## [YOUR OBJECTIVE]
In the listing below, locate the lines that hold "this" and copy them.

## [DATA FOR THE TASK]
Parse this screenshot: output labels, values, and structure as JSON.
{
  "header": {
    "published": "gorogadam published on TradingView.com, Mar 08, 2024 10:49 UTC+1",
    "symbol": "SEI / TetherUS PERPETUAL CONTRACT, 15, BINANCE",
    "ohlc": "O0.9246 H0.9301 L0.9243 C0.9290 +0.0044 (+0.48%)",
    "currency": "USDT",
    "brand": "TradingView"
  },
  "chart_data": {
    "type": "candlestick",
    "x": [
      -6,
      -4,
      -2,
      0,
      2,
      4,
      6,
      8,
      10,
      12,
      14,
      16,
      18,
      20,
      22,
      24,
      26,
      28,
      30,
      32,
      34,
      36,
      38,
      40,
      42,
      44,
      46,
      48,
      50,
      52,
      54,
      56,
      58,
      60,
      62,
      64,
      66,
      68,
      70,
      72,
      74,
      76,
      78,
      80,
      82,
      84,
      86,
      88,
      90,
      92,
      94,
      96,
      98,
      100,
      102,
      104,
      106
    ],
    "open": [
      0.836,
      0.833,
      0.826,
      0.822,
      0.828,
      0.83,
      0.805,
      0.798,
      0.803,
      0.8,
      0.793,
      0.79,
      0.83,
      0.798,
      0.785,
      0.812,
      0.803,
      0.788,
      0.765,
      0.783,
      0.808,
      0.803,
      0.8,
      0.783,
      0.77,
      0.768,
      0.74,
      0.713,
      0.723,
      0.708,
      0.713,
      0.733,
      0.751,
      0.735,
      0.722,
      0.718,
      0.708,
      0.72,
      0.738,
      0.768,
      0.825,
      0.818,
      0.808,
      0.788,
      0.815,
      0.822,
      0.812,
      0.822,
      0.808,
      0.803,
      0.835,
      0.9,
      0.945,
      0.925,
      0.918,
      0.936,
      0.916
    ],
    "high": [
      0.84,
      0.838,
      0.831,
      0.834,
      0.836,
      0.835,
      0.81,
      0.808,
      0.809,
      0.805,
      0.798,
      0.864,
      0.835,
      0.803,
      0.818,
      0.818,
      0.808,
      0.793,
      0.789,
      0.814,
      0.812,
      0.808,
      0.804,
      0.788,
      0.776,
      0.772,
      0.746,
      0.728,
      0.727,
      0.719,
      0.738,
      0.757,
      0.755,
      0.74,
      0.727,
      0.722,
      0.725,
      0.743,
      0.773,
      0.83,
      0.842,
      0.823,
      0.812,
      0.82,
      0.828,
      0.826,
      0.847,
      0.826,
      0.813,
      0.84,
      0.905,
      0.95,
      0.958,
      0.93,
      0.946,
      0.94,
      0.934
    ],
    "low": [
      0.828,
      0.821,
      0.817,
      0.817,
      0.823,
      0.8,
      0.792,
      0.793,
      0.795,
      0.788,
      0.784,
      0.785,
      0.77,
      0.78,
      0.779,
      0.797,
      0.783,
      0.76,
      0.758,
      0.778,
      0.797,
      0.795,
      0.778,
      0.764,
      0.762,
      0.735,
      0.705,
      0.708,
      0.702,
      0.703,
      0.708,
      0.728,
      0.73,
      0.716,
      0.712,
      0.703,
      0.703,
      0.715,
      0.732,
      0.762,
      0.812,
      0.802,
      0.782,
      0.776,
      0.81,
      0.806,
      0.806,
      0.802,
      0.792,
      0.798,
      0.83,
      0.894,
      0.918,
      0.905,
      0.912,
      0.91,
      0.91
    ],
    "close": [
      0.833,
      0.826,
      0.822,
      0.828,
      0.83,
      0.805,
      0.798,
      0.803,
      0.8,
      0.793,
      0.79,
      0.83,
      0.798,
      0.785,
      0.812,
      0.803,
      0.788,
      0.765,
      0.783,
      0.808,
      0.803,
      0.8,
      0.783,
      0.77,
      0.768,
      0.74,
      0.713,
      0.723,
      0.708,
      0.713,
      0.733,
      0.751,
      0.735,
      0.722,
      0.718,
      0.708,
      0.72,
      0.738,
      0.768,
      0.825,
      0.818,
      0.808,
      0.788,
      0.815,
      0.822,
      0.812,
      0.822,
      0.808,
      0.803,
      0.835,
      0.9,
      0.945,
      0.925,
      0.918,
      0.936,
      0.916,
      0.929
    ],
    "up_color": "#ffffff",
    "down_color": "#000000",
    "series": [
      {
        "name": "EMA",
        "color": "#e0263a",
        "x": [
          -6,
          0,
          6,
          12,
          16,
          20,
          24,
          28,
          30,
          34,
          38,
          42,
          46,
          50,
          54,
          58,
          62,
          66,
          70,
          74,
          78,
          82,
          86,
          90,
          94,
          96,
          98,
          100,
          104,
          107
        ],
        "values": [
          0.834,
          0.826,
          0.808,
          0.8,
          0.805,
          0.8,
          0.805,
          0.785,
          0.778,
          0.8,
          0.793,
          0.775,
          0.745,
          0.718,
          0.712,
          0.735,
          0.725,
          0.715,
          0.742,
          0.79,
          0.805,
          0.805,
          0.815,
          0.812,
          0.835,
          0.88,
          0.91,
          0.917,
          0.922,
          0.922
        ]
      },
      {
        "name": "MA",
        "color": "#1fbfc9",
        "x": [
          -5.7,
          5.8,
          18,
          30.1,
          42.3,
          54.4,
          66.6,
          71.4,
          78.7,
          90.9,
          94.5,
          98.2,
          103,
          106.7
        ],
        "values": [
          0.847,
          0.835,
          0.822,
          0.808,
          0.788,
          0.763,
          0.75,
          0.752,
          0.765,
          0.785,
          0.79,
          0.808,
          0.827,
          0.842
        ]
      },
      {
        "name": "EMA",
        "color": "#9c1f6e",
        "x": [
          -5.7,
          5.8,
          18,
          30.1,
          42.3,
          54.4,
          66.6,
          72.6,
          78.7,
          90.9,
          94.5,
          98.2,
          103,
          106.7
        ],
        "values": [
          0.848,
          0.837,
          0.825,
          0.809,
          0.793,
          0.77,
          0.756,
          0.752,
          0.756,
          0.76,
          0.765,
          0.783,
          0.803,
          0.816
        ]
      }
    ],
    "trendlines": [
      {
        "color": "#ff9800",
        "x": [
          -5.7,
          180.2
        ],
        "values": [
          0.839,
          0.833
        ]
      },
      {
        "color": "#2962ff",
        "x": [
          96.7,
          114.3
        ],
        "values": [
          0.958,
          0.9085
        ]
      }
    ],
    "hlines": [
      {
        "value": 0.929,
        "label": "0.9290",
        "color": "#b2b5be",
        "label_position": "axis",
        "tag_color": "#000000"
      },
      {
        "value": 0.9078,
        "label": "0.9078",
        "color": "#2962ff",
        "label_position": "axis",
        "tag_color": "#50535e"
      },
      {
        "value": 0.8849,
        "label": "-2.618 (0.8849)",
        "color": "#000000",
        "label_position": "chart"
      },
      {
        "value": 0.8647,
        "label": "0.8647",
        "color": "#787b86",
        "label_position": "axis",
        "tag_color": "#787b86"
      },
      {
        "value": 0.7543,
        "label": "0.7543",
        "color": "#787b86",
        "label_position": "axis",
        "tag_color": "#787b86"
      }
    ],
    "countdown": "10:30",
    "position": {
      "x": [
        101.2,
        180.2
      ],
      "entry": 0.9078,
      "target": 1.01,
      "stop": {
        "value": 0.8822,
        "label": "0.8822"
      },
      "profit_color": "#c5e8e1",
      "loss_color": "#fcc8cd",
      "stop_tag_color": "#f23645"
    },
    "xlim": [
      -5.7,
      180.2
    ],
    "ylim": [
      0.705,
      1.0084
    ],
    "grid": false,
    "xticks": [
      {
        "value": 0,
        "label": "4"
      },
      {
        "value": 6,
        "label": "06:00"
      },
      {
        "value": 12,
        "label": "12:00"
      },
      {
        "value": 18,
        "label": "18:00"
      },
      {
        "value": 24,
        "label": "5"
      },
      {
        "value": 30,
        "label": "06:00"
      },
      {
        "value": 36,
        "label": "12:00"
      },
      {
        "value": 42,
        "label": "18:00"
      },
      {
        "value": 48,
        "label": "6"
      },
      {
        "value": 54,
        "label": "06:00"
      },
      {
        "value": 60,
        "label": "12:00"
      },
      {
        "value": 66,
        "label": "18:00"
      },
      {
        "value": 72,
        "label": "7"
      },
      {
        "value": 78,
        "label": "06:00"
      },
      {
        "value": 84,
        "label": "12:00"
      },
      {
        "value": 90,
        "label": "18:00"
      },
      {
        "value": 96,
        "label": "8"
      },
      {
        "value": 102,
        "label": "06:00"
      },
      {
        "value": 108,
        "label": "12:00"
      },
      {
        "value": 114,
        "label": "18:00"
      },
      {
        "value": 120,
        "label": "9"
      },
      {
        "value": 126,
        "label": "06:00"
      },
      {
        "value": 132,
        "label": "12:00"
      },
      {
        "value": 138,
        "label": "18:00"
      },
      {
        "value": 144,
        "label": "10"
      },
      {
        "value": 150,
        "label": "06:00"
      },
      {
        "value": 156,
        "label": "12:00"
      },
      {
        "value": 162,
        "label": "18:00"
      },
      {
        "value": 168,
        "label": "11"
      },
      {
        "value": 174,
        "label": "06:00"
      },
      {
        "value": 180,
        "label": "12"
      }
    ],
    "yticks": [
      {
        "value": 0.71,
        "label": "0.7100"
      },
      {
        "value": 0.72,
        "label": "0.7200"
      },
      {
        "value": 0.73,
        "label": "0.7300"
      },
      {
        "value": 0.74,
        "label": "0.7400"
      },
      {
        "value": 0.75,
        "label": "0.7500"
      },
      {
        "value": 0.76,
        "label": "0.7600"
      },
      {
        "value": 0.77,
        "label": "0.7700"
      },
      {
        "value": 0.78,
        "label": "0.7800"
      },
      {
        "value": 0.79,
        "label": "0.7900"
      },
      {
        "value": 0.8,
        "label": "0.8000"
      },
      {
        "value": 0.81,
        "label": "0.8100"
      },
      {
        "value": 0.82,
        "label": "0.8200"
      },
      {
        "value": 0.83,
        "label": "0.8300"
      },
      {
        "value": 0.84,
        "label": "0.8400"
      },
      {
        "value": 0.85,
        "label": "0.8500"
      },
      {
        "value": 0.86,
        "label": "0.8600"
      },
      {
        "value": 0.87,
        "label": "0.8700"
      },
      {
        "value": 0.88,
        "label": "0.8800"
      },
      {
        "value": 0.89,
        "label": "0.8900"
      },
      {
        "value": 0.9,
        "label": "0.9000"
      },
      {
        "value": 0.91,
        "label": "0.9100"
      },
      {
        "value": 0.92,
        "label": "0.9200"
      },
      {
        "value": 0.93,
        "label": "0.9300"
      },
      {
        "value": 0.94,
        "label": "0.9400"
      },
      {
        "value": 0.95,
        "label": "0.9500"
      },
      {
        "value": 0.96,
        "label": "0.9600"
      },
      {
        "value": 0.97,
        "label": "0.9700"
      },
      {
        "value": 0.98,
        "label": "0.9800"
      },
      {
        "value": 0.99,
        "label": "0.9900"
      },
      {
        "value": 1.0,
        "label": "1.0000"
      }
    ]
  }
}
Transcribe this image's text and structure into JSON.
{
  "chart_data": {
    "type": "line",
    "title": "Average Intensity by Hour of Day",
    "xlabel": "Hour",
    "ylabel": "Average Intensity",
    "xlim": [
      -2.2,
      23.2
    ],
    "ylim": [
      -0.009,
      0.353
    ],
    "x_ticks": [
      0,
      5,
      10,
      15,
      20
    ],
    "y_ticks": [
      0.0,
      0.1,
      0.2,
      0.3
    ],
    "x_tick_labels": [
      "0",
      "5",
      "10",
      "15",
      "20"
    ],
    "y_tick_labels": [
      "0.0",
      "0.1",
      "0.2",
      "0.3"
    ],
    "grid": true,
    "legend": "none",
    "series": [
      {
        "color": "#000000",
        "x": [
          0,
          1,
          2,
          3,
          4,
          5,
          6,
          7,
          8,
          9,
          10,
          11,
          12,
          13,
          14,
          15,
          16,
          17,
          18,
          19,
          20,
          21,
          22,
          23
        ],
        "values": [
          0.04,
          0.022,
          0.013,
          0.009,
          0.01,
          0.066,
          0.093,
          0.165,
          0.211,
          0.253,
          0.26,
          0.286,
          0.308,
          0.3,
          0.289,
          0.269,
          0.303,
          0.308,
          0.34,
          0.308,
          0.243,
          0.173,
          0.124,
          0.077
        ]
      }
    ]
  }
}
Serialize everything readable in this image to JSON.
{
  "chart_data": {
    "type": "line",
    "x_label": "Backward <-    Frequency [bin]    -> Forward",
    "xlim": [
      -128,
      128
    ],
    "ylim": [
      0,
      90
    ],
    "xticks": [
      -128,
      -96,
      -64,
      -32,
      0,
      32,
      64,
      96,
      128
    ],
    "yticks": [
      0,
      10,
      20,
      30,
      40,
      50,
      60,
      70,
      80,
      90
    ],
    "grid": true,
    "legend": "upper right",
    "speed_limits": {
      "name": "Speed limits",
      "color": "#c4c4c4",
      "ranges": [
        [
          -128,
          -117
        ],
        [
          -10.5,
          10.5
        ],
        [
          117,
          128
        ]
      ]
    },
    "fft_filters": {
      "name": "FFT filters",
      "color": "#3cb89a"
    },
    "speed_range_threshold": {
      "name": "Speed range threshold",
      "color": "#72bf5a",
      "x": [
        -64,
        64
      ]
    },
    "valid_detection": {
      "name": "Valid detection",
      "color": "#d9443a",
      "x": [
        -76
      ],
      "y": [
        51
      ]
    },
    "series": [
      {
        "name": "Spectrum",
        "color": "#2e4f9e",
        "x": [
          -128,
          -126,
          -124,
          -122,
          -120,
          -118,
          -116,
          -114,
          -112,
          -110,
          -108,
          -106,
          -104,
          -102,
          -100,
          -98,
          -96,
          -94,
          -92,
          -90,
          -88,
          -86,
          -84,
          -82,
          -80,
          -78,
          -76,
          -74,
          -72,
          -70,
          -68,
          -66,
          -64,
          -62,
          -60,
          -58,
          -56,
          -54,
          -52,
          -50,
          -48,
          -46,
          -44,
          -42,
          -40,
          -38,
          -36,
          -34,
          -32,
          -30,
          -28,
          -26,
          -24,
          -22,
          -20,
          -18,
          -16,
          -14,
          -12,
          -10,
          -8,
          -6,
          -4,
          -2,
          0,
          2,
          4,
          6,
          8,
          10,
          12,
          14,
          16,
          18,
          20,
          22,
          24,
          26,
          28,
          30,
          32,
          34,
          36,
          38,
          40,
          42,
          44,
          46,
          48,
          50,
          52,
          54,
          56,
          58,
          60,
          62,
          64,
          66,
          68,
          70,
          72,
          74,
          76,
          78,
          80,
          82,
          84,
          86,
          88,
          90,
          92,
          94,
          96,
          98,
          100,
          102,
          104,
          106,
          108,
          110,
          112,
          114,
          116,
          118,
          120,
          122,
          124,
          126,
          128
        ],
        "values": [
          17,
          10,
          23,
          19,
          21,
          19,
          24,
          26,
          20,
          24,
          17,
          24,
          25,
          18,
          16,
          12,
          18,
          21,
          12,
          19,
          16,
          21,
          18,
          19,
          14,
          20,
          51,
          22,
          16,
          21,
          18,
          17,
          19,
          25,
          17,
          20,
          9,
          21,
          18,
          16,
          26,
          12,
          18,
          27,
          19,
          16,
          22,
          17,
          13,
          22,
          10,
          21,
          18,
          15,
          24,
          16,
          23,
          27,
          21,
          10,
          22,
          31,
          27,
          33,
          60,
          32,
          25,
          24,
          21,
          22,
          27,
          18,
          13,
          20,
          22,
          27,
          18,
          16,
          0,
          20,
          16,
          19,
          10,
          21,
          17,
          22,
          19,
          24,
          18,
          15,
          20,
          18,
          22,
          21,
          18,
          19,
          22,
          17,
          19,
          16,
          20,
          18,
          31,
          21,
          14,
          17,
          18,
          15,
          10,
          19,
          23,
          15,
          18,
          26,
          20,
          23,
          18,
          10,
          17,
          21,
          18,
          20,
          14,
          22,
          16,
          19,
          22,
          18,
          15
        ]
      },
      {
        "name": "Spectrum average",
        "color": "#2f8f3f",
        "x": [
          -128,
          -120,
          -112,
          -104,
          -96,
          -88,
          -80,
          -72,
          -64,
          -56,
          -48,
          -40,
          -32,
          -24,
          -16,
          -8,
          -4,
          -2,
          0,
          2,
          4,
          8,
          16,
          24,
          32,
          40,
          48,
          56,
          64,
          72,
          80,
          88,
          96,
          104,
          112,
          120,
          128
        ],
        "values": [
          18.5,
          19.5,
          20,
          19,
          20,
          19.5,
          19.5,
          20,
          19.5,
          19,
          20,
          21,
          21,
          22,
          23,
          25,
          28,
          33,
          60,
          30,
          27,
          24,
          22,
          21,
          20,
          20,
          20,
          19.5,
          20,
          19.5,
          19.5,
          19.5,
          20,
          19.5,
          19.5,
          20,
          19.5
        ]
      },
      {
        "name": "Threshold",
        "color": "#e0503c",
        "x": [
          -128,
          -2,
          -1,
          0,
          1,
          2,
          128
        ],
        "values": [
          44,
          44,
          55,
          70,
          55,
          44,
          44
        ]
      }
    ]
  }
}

## [EXERCISE OUTPUT]
Parse this screenshot: output labels, values, and structure as JSON.
Transcribe this image's text and structure into JSON.
Serialize everything readable in this image to JSON.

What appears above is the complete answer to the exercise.